(Extracted records)
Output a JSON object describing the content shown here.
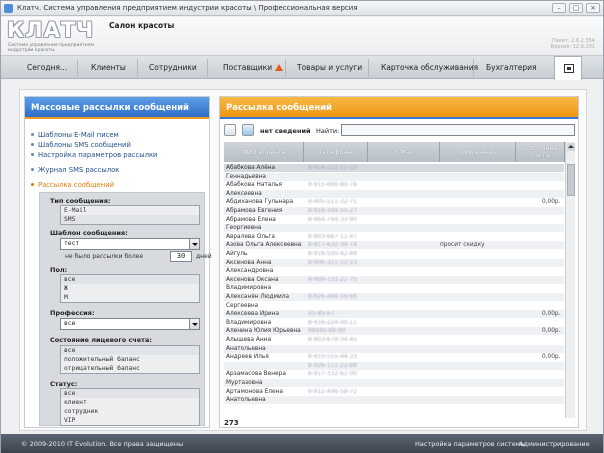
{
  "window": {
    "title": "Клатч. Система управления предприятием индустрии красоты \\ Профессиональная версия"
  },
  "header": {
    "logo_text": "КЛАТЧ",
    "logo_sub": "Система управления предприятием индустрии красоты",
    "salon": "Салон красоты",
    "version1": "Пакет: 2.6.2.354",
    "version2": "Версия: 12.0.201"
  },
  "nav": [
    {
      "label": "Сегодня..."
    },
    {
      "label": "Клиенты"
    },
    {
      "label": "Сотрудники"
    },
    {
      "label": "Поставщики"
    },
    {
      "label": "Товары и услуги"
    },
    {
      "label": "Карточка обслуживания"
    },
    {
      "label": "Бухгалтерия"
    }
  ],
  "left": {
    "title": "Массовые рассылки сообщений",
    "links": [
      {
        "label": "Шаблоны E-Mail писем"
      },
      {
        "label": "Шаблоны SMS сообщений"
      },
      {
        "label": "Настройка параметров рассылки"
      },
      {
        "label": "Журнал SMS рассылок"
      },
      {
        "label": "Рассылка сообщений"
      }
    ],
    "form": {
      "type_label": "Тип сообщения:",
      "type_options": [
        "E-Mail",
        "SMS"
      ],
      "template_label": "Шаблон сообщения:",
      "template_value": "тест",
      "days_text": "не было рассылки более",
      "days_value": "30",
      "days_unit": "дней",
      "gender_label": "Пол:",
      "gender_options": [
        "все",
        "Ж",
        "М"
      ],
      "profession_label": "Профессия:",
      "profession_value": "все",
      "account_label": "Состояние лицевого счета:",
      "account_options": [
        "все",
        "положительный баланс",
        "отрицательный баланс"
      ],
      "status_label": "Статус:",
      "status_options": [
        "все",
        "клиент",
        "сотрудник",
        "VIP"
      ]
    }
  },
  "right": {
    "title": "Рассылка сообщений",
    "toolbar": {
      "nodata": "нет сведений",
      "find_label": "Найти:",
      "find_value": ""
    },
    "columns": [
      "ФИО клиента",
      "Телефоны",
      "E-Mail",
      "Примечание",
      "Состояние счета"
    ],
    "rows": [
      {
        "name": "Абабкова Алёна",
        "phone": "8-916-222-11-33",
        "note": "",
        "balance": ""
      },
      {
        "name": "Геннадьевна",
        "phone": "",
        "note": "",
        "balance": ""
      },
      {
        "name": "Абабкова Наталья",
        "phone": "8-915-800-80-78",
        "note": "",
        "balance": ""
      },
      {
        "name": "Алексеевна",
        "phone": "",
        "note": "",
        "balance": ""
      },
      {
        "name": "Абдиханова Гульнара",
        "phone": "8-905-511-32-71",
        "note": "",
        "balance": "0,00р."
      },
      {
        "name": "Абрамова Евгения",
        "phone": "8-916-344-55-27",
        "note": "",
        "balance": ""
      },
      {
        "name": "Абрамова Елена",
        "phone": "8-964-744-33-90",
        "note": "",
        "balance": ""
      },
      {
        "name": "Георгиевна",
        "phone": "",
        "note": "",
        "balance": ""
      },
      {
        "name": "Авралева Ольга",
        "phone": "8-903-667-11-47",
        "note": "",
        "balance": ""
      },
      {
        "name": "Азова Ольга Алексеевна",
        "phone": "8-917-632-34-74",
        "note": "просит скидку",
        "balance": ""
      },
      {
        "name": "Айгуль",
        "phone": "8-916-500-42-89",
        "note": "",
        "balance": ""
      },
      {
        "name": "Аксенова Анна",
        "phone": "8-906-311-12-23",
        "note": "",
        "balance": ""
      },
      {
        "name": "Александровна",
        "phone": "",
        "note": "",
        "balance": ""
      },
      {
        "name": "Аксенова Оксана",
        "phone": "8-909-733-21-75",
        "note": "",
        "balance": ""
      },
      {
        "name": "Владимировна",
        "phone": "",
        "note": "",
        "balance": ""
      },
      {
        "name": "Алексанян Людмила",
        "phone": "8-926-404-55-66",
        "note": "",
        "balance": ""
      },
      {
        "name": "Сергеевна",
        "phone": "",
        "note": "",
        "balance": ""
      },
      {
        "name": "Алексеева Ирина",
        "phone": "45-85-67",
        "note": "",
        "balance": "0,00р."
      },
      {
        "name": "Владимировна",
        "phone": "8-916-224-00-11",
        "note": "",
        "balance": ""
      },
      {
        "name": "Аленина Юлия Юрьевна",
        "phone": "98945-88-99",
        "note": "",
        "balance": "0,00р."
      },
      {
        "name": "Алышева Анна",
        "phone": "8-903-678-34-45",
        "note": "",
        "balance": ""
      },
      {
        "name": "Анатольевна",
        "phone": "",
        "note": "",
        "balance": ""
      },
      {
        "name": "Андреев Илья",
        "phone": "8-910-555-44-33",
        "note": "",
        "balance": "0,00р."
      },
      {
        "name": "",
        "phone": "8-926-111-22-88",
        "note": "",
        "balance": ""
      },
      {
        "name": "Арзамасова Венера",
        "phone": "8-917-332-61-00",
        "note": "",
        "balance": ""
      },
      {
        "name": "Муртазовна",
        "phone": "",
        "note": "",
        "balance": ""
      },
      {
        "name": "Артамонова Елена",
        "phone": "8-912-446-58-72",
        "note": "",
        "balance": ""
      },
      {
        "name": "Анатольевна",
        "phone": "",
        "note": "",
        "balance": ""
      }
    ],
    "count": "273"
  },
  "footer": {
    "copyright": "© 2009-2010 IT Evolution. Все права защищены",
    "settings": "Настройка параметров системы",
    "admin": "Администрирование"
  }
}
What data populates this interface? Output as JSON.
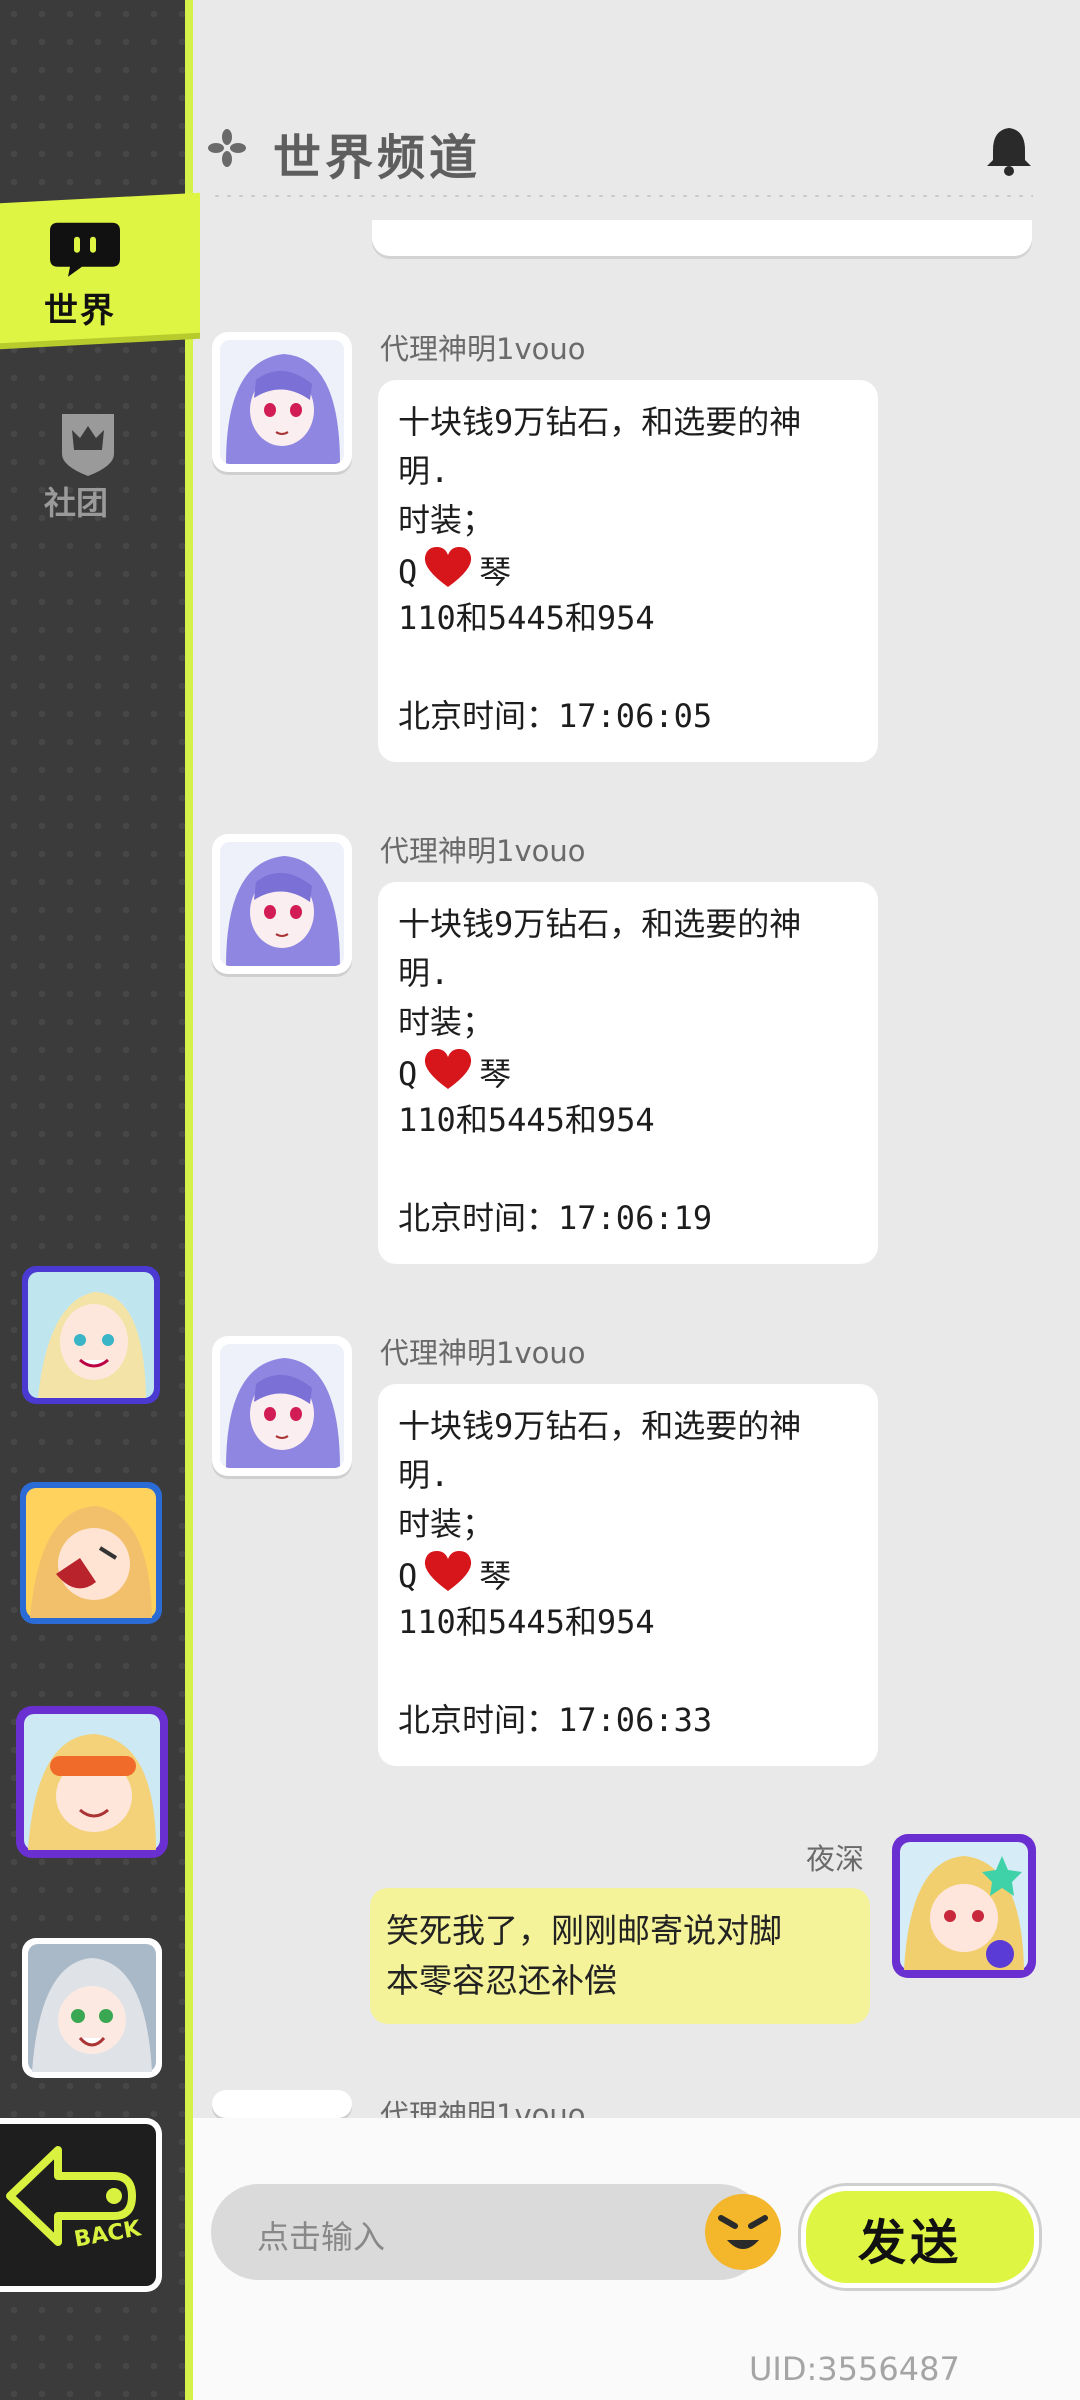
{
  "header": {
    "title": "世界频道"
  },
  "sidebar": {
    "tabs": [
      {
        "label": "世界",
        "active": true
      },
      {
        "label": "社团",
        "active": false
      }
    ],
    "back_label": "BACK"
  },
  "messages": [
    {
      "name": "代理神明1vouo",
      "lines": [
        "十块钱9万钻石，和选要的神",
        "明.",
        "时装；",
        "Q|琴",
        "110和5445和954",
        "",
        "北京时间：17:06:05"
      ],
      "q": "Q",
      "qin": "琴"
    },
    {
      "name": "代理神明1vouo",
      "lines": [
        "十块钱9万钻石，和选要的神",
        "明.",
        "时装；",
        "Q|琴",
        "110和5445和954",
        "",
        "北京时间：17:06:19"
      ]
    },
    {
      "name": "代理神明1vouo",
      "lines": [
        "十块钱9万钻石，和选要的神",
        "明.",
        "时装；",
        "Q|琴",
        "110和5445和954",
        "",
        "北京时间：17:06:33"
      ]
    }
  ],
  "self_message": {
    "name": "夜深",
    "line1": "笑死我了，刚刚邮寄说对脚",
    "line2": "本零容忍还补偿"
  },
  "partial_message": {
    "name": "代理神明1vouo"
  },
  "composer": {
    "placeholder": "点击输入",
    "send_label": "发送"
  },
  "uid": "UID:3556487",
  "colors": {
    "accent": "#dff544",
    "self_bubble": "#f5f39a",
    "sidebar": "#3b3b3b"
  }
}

[Stated exercise]
Exclude the pictures and transcribe all of the entries exactly.

[Response]
Output a JSON object describing the content shown here.
{
  "window": {
    "title": "Клатч. Система управления предприятием индустрии красоты \\ Профессиональная версия"
  },
  "header": {
    "logo_text": "КЛАТЧ",
    "logo_sub": "Система управления предприятием индустрии красоты",
    "salon": "Салон красоты",
    "version1": "Пакет: 2.6.2.354",
    "version2": "Версия: 12.0.201"
  },
  "nav": [
    {
      "label": "Сегодня..."
    },
    {
      "label": "Клиенты"
    },
    {
      "label": "Сотрудники"
    },
    {
      "label": "Поставщики"
    },
    {
      "label": "Товары и услуги"
    },
    {
      "label": "Карточка обслуживания"
    },
    {
      "label": "Бухгалтерия"
    }
  ],
  "left": {
    "title": "Массовые рассылки сообщений",
    "links": [
      {
        "label": "Шаблоны E-Mail писем"
      },
      {
        "label": "Шаблоны SMS сообщений"
      },
      {
        "label": "Настройка параметров рассылки"
      },
      {
        "label": "Журнал SMS рассылок"
      },
      {
        "label": "Рассылка сообщений"
      }
    ],
    "form": {
      "type_label": "Тип сообщения:",
      "type_options": [
        "E-Mail",
        "SMS"
      ],
      "template_label": "Шаблон сообщения:",
      "template_value": "тест",
      "days_text": "не было рассылки более",
      "days_value": "30",
      "days_unit": "дней",
      "gender_label": "Пол:",
      "gender_options": [
        "все",
        "Ж",
        "М"
      ],
      "profession_label": "Профессия:",
      "profession_value": "все",
      "account_label": "Состояние лицевого счета:",
      "account_options": [
        "все",
        "положительный баланс",
        "отрицательный баланс"
      ],
      "status_label": "Статус:",
      "status_options": [
        "все",
        "клиент",
        "сотрудник",
        "VIP"
      ]
    }
  },
  "right": {
    "title": "Рассылка сообщений",
    "toolbar": {
      "nodata": "нет сведений",
      "find_label": "Найти:",
      "find_value": ""
    },
    "columns": [
      "ФИО клиента",
      "Телефоны",
      "E-Mail",
      "Примечание",
      "Состояние счета"
    ],
    "rows": [
      {
        "name": "Абабкова Алёна",
        "phone": "8-916-222-11-33",
        "note": "",
        "balance": ""
      },
      {
        "name": "Геннадьевна",
        "phone": "",
        "note": "",
        "balance": ""
      },
      {
        "name": "Абабкова Наталья",
        "phone": "8-915-800-80-78",
        "note": "",
        "balance": ""
      },
      {
        "name": "Алексеевна",
        "phone": "",
        "note": "",
        "balance": ""
      },
      {
        "name": "Абдиханова Гульнара",
        "phone": "8-905-511-32-71",
        "note": "",
        "balance": "0,00р."
      },
      {
        "name": "Абрамова Евгения",
        "phone": "8-916-344-55-27",
        "note": "",
        "balance": ""
      },
      {
        "name": "Абрамова Елена",
        "phone": "8-964-744-33-90",
        "note": "",
        "balance": ""
      },
      {
        "name": "Георгиевна",
        "phone": "",
        "note": "",
        "balance": ""
      },
      {
        "name": "Авралева Ольга",
        "phone": "8-903-667-11-47",
        "note": "",
        "balance": ""
      },
      {
        "name": "Азова Ольга Алексеевна",
        "phone": "8-917-632-34-74",
        "note": "просит скидку",
        "balance": ""
      },
      {
        "name": "Айгуль",
        "phone": "8-916-500-42-89",
        "note": "",
        "balance": ""
      },
      {
        "name": "Аксенова Анна",
        "phone": "8-906-311-12-23",
        "note": "",
        "balance": ""
      },
      {
        "name": "Александровна",
        "phone": "",
        "note": "",
        "balance": ""
      },
      {
        "name": "Аксенова Оксана",
        "phone": "8-909-733-21-75",
        "note": "",
        "balance": ""
      },
      {
        "name": "Владимировна",
        "phone": "",
        "note": "",
        "balance": ""
      },
      {
        "name": "Алексанян Людмила",
        "phone": "8-926-404-55-66",
        "note": "",
        "balance": ""
      },
      {
        "name": "Сергеевна",
        "phone": "",
        "note": "",
        "balance": ""
      },
      {
        "name": "Алексеева Ирина",
        "phone": "45-85-67",
        "note": "",
        "balance": "0,00р."
      },
      {
        "name": "Владимировна",
        "phone": "8-916-224-00-11",
        "note": "",
        "balance": ""
      },
      {
        "name": "Аленина Юлия Юрьевна",
        "phone": "98945-88-99",
        "note": "",
        "balance": "0,00р."
      },
      {
        "name": "Алышева Анна",
        "phone": "8-903-678-34-45",
        "note": "",
        "balance": ""
      },
      {
        "name": "Анатольевна",
        "phone": "",
        "note": "",
        "balance": ""
      },
      {
        "name": "Андреев Илья",
        "phone": "8-910-555-44-33",
        "note": "",
        "balance": "0,00р."
      },
      {
        "name": "",
        "phone": "8-926-111-22-88",
        "note": "",
        "balance": ""
      },
      {
        "name": "Арзамасова Венера",
        "phone": "8-917-332-61-00",
        "note": "",
        "balance": ""
      },
      {
        "name": "Муртазовна",
        "phone": "",
        "note": "",
        "balance": ""
      },
      {
        "name": "Артамонова Елена",
        "phone": "8-912-446-58-72",
        "note": "",
        "balance": ""
      },
      {
        "name": "Анатольевна",
        "phone": "",
        "note": "",
        "balance": ""
      }
    ],
    "count": "273"
  },
  "footer": {
    "copyright": "© 2009-2010 IT Evolution. Все права защищены",
    "settings": "Настройка параметров системы",
    "admin": "Администрирование"
  }
}
What data populates this interface? Output as JSON.
{
  "header": {
    "title": "世界频道"
  },
  "sidebar": {
    "tabs": [
      {
        "label": "世界",
        "active": true
      },
      {
        "label": "社团",
        "active": false
      }
    ],
    "back_label": "BACK"
  },
  "messages": [
    {
      "name": "代理神明1vouo",
      "lines": [
        "十块钱9万钻石，和选要的神",
        "明.",
        "时装；",
        "Q|琴",
        "110和5445和954",
        "",
        "北京时间：17:06:05"
      ],
      "q": "Q",
      "qin": "琴"
    },
    {
      "name": "代理神明1vouo",
      "lines": [
        "十块钱9万钻石，和选要的神",
        "明.",
        "时装；",
        "Q|琴",
        "110和5445和954",
        "",
        "北京时间：17:06:19"
      ]
    },
    {
      "name": "代理神明1vouo",
      "lines": [
        "十块钱9万钻石，和选要的神",
        "明.",
        "时装；",
        "Q|琴",
        "110和5445和954",
        "",
        "北京时间：17:06:33"
      ]
    }
  ],
  "self_message": {
    "name": "夜深",
    "line1": "笑死我了，刚刚邮寄说对脚",
    "line2": "本零容忍还补偿"
  },
  "partial_message": {
    "name": "代理神明1vouo"
  },
  "composer": {
    "placeholder": "点击输入",
    "send_label": "发送"
  },
  "uid": "UID:3556487",
  "colors": {
    "accent": "#dff544",
    "self_bubble": "#f5f39a",
    "sidebar": "#3b3b3b"
  }
}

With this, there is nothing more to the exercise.